= Problem =
Filter out everything except lines holding "органов".
[START]
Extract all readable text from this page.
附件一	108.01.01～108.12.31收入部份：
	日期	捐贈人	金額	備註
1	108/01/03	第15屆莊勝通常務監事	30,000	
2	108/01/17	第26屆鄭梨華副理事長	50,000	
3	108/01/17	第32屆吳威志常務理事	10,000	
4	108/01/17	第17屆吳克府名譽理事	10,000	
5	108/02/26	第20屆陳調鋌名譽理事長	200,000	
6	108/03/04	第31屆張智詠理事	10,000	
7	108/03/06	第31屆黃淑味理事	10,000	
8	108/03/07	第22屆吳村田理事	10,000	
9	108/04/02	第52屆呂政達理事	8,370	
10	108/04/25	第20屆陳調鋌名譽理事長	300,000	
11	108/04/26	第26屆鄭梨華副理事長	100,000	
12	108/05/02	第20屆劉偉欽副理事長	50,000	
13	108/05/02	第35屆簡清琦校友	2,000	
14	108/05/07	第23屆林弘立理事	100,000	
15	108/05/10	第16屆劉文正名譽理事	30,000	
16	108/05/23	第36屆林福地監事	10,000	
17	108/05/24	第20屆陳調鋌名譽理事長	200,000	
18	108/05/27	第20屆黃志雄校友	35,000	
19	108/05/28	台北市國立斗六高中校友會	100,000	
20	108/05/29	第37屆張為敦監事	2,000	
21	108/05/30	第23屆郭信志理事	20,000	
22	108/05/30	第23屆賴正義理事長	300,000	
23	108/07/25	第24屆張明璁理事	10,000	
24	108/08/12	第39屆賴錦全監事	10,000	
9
[END]
[START]
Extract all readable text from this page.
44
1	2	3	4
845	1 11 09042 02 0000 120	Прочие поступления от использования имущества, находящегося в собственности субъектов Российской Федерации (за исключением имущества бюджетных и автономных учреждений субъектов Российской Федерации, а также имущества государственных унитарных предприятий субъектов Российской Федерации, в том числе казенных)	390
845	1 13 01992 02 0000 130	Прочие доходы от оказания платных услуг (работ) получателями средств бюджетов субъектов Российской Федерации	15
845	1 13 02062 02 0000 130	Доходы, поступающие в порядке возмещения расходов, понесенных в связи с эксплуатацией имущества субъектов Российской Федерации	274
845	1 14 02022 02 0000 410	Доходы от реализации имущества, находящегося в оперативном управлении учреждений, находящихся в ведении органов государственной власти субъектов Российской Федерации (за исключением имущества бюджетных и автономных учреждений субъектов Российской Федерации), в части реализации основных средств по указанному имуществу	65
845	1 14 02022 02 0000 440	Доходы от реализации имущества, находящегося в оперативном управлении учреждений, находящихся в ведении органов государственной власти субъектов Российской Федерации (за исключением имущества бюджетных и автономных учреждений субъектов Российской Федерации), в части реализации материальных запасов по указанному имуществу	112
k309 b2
[END]
= Solution to this task =
845	1 14 02022 02 0000 410	Доходы от реализации имущества, находящегося в оперативном управлении учреждений, находящихся в ведении органов государственной власти субъектов Российской Федерации (за исключением имущества бюджетных и автономных учреждений субъектов Российской Федерации), в части реализации основных средств по указанному имуществу	65
845	1 14 02022 02 0000 440	Доходы от реализации имущества, находящегося в оперативном управлении учреждений, находящихся в ведении органов государственной власти субъектов Российской Федерации (за исключением имущества бюджетных и автономных учреждений субъектов Российской Федерации), в части реализации материальных запасов по указанному имуществу	112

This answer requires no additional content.